== Task to complete ==
Each entry needs to be duplicated exactly.

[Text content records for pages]

- - -

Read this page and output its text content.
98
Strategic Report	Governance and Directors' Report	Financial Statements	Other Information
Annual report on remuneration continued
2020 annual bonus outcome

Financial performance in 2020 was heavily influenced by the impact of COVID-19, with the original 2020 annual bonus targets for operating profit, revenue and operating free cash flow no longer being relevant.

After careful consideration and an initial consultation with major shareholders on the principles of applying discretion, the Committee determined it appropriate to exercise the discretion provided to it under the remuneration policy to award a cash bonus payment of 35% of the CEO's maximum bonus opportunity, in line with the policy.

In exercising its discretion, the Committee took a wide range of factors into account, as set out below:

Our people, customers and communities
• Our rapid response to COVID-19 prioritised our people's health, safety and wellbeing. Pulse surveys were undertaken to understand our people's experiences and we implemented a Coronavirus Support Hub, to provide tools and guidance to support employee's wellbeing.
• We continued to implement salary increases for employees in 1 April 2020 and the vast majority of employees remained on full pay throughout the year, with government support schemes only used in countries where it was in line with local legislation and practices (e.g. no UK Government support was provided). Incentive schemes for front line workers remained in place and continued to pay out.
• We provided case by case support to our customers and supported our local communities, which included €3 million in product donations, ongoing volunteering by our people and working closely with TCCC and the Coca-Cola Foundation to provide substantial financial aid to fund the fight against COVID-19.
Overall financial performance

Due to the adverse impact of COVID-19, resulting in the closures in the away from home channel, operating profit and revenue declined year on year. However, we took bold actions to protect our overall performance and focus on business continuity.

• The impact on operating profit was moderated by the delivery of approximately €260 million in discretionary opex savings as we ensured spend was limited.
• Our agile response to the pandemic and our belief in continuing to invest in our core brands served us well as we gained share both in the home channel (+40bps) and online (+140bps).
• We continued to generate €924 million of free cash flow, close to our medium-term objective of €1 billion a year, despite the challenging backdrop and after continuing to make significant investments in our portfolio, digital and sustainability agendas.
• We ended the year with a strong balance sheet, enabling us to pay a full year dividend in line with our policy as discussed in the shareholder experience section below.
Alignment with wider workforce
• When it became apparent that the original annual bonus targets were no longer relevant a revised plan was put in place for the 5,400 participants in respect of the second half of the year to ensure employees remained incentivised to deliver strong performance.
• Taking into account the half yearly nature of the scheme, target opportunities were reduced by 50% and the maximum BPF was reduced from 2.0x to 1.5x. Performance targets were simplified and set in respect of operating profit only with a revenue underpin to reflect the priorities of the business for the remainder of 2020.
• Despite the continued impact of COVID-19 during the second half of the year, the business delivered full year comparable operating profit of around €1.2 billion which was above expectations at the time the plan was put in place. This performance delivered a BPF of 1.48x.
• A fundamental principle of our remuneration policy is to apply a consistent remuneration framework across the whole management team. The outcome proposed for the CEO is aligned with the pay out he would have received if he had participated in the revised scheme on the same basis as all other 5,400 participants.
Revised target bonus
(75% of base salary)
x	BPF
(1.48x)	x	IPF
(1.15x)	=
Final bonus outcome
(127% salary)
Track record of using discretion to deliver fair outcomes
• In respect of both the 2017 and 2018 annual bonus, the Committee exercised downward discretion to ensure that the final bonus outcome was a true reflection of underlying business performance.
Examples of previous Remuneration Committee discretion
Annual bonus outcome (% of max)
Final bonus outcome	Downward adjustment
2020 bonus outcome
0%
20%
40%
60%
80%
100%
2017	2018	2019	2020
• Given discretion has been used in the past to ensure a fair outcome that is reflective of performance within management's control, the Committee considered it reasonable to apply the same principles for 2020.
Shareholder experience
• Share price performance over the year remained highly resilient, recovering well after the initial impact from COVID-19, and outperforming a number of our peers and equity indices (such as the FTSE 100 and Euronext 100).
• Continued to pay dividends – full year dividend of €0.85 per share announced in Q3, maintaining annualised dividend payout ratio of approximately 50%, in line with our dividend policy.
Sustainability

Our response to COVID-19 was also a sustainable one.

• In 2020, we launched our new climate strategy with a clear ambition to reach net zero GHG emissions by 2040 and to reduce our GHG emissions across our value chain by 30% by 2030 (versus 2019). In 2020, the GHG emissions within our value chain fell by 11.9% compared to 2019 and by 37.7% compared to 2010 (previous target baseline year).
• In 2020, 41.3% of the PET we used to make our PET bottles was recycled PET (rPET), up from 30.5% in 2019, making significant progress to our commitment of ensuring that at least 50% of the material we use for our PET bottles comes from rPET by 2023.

- - -

== Answer box ==
Read this page and output its text content.
98
Strategic Report	Governance and Directors' Report	Financial Statements	Other Information
Annual report on remuneration continued
2020 annual bonus outcome

Financial performance in 2020 was heavily influenced by the impact of COVID-19, with the original 2020 annual bonus targets for operating profit, revenue and operating free cash flow no longer being relevant.

After careful consideration and an initial consultation with major shareholders on the principles of applying discretion, the Committee determined it appropriate to exercise the discretion provided to it under the remuneration policy to award a cash bonus payment of 35% of the CEO's maximum bonus opportunity, in line with the policy.

In exercising its discretion, the Committee took a wide range of factors into account, as set out below:

Our people, customers and communities
• Our rapid response to COVID-19 prioritised our people's health, safety and wellbeing. Pulse surveys were undertaken to understand our people's experiences and we implemented a Coronavirus Support Hub, to provide tools and guidance to support employee's wellbeing.
• We continued to implement salary increases for employees in 1 April 2020 and the vast majority of employees remained on full pay throughout the year, with government support schemes only used in countries where it was in line with local legislation and practices (e.g. no UK Government support was provided). Incentive schemes for front line workers remained in place and continued to pay out.
• We provided case by case support to our customers and supported our local communities, which included €3 million in product donations, ongoing volunteering by our people and working closely with TCCC and the Coca-Cola Foundation to provide substantial financial aid to fund the fight against COVID-19.
Overall financial performance

Due to the adverse impact of COVID-19, resulting in the closures in the away from home channel, operating profit and revenue declined year on year. However, we took bold actions to protect our overall performance and focus on business continuity.

• The impact on operating profit was moderated by the delivery of approximately €260 million in discretionary opex savings as we ensured spend was limited.
• Our agile response to the pandemic and our belief in continuing to invest in our core brands served us well as we gained share both in the home channel (+40bps) and online (+140bps).
• We continued to generate €924 million of free cash flow, close to our medium-term objective of €1 billion a year, despite the challenging backdrop and after continuing to make significant investments in our portfolio, digital and sustainability agendas.
• We ended the year with a strong balance sheet, enabling us to pay a full year dividend in line with our policy as discussed in the shareholder experience section below.
Alignment with wider workforce
• When it became apparent that the original annual bonus targets were no longer relevant a revised plan was put in place for the 5,400 participants in respect of the second half of the year to ensure employees remained incentivised to deliver strong performance.
• Taking into account the half yearly nature of the scheme, target opportunities were reduced by 50% and the maximum BPF was reduced from 2.0x to 1.5x. Performance targets were simplified and set in respect of operating profit only with a revenue underpin to reflect the priorities of the business for the remainder of 2020.
• Despite the continued impact of COVID-19 during the second half of the year, the business delivered full year comparable operating profit of around €1.2 billion which was above expectations at the time the plan was put in place. This performance delivered a BPF of 1.48x.
• A fundamental principle of our remuneration policy is to apply a consistent remuneration framework across the whole management team. The outcome proposed for the CEO is aligned with the pay out he would have received if he had participated in the revised scheme on the same basis as all other 5,400 participants.
Revised target bonus
(75% of base salary)
x	BPF
(1.48x)	x	IPF
(1.15x)	=
Final bonus outcome
(127% salary)
Track record of using discretion to deliver fair outcomes
• In respect of both the 2017 and 2018 annual bonus, the Committee exercised downward discretion to ensure that the final bonus outcome was a true reflection of underlying business performance.
Examples of previous Remuneration Committee discretion
Annual bonus outcome (% of max)
Final bonus outcome	Downward adjustment
2020 bonus outcome
0%
20%
40%
60%
80%
100%
2017	2018	2019	2020
• Given discretion has been used in the past to ensure a fair outcome that is reflective of performance within management's control, the Committee considered it reasonable to apply the same principles for 2020.
Shareholder experience
• Share price performance over the year remained highly resilient, recovering well after the initial impact from COVID-19, and outperforming a number of our peers and equity indices (such as the FTSE 100 and Euronext 100).
• Continued to pay dividends – full year dividend of €0.85 per share announced in Q3, maintaining annualised dividend payout ratio of approximately 50%, in line with our dividend policy.
Sustainability

Our response to COVID-19 was also a sustainable one.

• In 2020, we launched our new climate strategy with a clear ambition to reach net zero GHG emissions by 2040 and to reduce our GHG emissions across our value chain by 30% by 2030 (versus 2019). In 2020, the GHG emissions within our value chain fell by 11.9% compared to 2019 and by 37.7% compared to 2010 (previous target baseline year).
• In 2020, 41.3% of the PET we used to make our PET bottles was recycled PET (rPET), up from 30.5% in 2019, making significant progress to our commitment of ensuring that at least 50% of the material we use for our PET bottles comes from rPET by 2023.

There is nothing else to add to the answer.